start Supplied information
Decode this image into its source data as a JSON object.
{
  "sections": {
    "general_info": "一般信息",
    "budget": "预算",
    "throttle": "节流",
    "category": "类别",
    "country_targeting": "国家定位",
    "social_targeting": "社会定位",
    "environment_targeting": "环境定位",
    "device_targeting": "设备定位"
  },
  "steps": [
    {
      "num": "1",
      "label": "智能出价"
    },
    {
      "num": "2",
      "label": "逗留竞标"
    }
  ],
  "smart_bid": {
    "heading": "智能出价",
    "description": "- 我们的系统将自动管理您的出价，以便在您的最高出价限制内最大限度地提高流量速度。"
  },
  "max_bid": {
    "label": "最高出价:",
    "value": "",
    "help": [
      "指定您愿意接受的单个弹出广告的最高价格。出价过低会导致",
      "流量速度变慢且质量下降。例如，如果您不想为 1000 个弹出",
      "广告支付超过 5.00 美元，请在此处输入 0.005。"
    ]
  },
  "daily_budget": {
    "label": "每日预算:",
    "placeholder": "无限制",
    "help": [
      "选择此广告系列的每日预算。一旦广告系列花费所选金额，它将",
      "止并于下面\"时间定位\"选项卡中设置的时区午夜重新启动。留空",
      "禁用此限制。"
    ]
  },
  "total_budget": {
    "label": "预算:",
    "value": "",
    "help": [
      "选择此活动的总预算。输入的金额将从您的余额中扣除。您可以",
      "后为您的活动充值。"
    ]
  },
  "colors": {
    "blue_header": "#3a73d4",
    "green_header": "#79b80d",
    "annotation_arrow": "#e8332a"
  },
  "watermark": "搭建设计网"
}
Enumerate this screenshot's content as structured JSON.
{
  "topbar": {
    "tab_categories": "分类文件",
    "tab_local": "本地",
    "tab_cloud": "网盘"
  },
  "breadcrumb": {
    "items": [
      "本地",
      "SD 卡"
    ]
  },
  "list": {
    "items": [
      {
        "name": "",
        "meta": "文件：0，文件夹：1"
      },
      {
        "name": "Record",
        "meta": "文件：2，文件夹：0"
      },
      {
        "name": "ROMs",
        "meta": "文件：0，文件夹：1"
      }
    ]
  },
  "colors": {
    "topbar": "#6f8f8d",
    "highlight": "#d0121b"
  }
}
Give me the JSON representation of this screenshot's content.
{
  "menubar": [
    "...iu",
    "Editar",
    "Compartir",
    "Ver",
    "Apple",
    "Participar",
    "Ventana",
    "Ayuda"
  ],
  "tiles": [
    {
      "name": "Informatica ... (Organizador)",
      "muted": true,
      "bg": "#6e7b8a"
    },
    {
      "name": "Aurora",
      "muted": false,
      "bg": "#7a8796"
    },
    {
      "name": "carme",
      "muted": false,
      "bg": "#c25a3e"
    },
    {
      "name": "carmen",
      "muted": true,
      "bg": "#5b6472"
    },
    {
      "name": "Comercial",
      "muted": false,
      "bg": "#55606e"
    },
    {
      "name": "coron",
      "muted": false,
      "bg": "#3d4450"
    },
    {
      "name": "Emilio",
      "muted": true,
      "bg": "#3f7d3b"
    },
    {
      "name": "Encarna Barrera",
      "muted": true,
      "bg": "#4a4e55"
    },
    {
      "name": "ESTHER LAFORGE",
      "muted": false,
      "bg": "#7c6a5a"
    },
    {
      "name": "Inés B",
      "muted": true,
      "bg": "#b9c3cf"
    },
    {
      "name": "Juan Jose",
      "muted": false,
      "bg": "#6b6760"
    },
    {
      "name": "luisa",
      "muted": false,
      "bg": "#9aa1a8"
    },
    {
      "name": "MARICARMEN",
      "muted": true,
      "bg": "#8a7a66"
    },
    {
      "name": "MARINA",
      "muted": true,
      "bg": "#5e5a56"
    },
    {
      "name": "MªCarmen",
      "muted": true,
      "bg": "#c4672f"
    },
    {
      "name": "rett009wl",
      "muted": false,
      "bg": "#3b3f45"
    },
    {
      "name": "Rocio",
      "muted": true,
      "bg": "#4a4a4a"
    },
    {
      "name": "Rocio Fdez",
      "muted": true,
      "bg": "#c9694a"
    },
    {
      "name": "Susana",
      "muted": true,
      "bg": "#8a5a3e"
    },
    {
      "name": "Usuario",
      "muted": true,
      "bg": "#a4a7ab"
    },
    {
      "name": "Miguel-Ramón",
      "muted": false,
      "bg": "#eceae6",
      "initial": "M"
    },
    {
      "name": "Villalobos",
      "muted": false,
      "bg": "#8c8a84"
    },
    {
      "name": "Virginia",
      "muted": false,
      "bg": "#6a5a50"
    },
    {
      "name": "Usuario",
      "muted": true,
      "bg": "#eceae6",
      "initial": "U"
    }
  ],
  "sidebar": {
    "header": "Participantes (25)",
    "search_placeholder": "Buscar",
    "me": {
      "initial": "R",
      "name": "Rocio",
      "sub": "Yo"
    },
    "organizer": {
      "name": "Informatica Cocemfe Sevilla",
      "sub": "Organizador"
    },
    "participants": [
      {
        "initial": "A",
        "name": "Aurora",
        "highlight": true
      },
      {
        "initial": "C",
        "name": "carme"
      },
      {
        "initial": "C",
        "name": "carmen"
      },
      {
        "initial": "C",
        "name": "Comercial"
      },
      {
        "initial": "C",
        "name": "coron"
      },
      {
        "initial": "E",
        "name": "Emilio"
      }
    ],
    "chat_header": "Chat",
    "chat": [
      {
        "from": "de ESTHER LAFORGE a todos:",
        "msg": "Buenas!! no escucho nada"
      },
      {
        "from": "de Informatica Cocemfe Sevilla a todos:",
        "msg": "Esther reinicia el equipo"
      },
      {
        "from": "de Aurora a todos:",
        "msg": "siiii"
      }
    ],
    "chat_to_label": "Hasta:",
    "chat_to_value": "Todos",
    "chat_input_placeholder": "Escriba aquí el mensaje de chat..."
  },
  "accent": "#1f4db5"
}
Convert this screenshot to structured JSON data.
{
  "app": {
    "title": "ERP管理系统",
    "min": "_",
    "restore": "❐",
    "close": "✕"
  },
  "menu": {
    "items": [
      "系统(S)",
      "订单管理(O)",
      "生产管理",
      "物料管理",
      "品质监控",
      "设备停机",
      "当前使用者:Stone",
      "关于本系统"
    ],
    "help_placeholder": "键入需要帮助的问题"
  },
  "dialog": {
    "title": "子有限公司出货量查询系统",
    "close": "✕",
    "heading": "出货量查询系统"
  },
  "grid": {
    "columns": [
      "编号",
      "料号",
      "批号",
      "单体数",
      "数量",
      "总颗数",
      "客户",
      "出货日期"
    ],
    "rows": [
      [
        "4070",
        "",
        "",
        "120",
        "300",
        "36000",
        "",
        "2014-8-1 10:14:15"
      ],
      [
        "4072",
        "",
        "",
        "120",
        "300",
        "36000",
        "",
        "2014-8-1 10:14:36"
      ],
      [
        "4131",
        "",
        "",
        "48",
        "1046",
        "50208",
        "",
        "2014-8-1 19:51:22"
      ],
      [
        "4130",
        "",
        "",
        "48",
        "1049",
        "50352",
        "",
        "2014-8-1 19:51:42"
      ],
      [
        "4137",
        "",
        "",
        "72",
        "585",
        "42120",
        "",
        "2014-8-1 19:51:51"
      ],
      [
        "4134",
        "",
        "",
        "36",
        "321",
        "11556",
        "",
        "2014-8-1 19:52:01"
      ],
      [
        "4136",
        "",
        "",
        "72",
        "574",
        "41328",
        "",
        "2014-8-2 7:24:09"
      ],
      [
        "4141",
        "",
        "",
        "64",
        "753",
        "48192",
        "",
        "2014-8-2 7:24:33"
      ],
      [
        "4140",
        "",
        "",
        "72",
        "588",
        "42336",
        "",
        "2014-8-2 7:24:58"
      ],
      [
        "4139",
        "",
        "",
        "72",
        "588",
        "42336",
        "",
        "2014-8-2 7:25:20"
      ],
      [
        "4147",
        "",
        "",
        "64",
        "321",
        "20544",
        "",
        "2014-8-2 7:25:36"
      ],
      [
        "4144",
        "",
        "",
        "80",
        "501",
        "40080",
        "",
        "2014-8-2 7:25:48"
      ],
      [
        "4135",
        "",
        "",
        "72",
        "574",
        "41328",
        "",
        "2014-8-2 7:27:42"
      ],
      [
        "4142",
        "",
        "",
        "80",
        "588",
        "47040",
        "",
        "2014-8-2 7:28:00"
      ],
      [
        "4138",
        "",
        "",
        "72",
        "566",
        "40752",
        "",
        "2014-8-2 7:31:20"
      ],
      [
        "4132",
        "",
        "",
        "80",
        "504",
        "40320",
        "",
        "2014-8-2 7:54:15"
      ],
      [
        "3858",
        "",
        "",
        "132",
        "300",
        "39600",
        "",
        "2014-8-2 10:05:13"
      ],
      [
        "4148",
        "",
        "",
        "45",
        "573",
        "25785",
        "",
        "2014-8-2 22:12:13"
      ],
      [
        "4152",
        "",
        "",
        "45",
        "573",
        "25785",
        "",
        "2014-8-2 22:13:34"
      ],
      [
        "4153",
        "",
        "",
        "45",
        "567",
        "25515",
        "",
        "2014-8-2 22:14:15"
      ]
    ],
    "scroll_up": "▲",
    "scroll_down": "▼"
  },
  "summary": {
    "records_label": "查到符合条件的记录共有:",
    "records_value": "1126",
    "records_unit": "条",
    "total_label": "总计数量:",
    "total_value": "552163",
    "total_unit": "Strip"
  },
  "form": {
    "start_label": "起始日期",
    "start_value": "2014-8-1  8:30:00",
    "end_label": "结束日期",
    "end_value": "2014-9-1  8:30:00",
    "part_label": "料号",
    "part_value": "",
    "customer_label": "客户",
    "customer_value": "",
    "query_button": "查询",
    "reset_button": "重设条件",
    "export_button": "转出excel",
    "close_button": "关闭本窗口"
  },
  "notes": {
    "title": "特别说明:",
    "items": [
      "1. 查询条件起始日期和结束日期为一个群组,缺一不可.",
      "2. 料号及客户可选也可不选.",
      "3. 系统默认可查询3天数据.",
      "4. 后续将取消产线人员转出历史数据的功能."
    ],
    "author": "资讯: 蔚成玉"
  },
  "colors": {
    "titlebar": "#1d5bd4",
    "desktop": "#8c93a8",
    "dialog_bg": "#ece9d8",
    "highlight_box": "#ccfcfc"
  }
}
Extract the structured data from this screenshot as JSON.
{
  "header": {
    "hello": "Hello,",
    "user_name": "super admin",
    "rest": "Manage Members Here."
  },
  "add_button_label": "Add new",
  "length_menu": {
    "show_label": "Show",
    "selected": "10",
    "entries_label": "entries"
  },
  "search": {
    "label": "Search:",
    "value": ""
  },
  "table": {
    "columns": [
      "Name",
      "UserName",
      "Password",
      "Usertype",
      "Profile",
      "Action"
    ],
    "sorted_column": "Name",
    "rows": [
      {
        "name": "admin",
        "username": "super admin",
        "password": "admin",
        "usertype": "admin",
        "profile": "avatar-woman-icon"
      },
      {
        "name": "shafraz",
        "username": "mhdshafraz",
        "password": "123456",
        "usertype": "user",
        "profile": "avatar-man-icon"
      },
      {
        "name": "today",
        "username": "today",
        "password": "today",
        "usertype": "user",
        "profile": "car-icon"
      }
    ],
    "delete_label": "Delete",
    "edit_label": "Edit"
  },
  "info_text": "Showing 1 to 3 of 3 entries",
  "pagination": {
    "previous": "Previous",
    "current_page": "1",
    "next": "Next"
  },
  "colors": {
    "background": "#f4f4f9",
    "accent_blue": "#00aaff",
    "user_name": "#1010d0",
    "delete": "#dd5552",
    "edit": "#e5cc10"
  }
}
end Supplied information
Task requirements: Copy down every line of the entries containing the word "LAFORGE".

Solved exercise:
      "name": "ESTHER LAFORGE",
        "from": "de ESTHER LAFORGE a todos:",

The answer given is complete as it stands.